The request> Restate, word for word, every line of the data.
:: Recorded information ::
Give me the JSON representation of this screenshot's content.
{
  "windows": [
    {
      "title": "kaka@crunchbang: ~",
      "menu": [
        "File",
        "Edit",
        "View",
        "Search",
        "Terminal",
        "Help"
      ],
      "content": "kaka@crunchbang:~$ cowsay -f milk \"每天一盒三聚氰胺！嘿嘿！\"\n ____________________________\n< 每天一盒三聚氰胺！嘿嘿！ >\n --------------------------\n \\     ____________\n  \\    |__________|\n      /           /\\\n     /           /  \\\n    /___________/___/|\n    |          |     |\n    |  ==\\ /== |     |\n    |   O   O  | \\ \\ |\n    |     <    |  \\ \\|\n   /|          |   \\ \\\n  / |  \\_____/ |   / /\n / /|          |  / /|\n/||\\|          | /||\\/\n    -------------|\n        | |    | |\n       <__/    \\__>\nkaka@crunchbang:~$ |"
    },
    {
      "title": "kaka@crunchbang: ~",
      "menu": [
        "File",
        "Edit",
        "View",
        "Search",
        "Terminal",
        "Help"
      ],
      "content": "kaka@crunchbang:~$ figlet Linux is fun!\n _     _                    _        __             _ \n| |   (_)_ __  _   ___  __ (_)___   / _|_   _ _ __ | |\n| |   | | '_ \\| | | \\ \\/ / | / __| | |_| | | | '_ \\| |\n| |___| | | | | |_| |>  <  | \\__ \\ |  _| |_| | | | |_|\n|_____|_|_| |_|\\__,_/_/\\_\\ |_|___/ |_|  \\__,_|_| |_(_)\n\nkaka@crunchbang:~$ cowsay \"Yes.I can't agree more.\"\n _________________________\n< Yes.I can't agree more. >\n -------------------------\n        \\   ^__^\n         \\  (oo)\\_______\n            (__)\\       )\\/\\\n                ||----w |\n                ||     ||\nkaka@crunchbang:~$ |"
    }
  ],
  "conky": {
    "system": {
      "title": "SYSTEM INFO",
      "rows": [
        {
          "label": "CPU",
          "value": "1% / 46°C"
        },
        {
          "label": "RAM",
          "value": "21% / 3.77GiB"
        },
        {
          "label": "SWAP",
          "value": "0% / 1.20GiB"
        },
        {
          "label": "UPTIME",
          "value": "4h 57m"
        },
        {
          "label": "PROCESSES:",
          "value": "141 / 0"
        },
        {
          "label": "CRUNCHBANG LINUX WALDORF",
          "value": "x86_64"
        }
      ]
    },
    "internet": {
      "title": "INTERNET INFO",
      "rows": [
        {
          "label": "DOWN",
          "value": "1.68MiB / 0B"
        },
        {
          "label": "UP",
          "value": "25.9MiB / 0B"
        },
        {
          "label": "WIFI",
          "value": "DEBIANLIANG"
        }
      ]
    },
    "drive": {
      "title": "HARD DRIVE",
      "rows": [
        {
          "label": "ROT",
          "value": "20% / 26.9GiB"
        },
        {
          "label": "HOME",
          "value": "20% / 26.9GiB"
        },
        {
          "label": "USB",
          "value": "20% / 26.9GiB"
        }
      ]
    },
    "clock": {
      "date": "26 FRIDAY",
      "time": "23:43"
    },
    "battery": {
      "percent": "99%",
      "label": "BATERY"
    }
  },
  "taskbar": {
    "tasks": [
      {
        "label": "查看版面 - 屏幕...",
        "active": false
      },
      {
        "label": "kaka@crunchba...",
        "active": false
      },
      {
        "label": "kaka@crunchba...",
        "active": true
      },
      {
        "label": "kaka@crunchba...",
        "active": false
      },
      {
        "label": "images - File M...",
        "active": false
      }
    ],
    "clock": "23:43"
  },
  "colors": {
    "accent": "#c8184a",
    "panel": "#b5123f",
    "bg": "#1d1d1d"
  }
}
:::
Completed exercise>
Give me the JSON representation of this screenshot's content.
{
  "windows": [
    {
      "title": "kaka@crunchbang: ~",
      "menu": [
        "File",
        "Edit",
        "View",
        "Search",
        "Terminal",
        "Help"
      ],
      "content": "kaka@crunchbang:~$ cowsay -f milk \"每天一盒三聚氰胺！嘿嘿！\"\n ____________________________\n< 每天一盒三聚氰胺！嘿嘿！ >\n --------------------------\n \\     ____________\n  \\    |__________|\n      /           /\\\n     /           /  \\\n    /___________/___/|\n    |          |     |\n    |  ==\\ /== |     |\n    |   O   O  | \\ \\ |\n    |     <    |  \\ \\|\n   /|          |   \\ \\\n  / |  \\_____/ |   / /\n / /|          |  / /|\n/||\\|          | /||\\/\n    -------------|\n        | |    | |\n       <__/    \\__>\nkaka@crunchbang:~$ |"
    },
    {
      "title": "kaka@crunchbang: ~",
      "menu": [
        "File",
        "Edit",
        "View",
        "Search",
        "Terminal",
        "Help"
      ],
      "content": "kaka@crunchbang:~$ figlet Linux is fun!\n _     _                    _        __             _ \n| |   (_)_ __  _   ___  __ (_)___   / _|_   _ _ __ | |\n| |   | | '_ \\| | | \\ \\/ / | / __| | |_| | | | '_ \\| |\n| |___| | | | | |_| |>  <  | \\__ \\ |  _| |_| | | | |_|\n|_____|_|_| |_|\\__,_/_/\\_\\ |_|___/ |_|  \\__,_|_| |_(_)\n\nkaka@crunchbang:~$ cowsay \"Yes.I can't agree more.\"\n _________________________\n< Yes.I can't agree more. >\n -------------------------\n        \\   ^__^\n         \\  (oo)\\_______\n            (__)\\       )\\/\\\n                ||----w |\n                ||     ||\nkaka@crunchbang:~$ |"
    }
  ],
  "conky": {
    "system": {
      "title": "SYSTEM INFO",
      "rows": [
        {
          "label": "CPU",
          "value": "1% / 46°C"
        },
        {
          "label": "RAM",
          "value": "21% / 3.77GiB"
        },
        {
          "label": "SWAP",
          "value": "0% / 1.20GiB"
        },
        {
          "label": "UPTIME",
          "value": "4h 57m"
        },
        {
          "label": "PROCESSES:",
          "value": "141 / 0"
        },
        {
          "label": "CRUNCHBANG LINUX WALDORF",
          "value": "x86_64"
        }
      ]
    },
    "internet": {
      "title": "INTERNET INFO",
      "rows": [
        {
          "label": "DOWN",
          "value": "1.68MiB / 0B"
        },
        {
          "label": "UP",
          "value": "25.9MiB / 0B"
        },
        {
          "label": "WIFI",
          "value": "DEBIANLIANG"
        }
      ]
    },
    "drive": {
      "title": "HARD DRIVE",
      "rows": [
        {
          "label": "ROT",
          "value": "20% / 26.9GiB"
        },
        {
          "label": "HOME",
          "value": "20% / 26.9GiB"
        },
        {
          "label": "USB",
          "value": "20% / 26.9GiB"
        }
      ]
    },
    "clock": {
      "date": "26 FRIDAY",
      "time": "23:43"
    },
    "battery": {
      "percent": "99%",
      "label": "BATERY"
    }
  },
  "taskbar": {
    "tasks": [
      {
        "label": "查看版面 - 屏幕...",
        "active": false
      },
      {
        "label": "kaka@crunchba...",
        "active": false
      },
      {
        "label": "kaka@crunchba...",
        "active": true
      },
      {
        "label": "kaka@crunchba...",
        "active": false
      },
      {
        "label": "images - File M...",
        "active": false
      }
    ],
    "clock": "23:43"
  },
  "colors": {
    "accent": "#c8184a",
    "panel": "#b5123f",
    "bg": "#1d1d1d"
  }
}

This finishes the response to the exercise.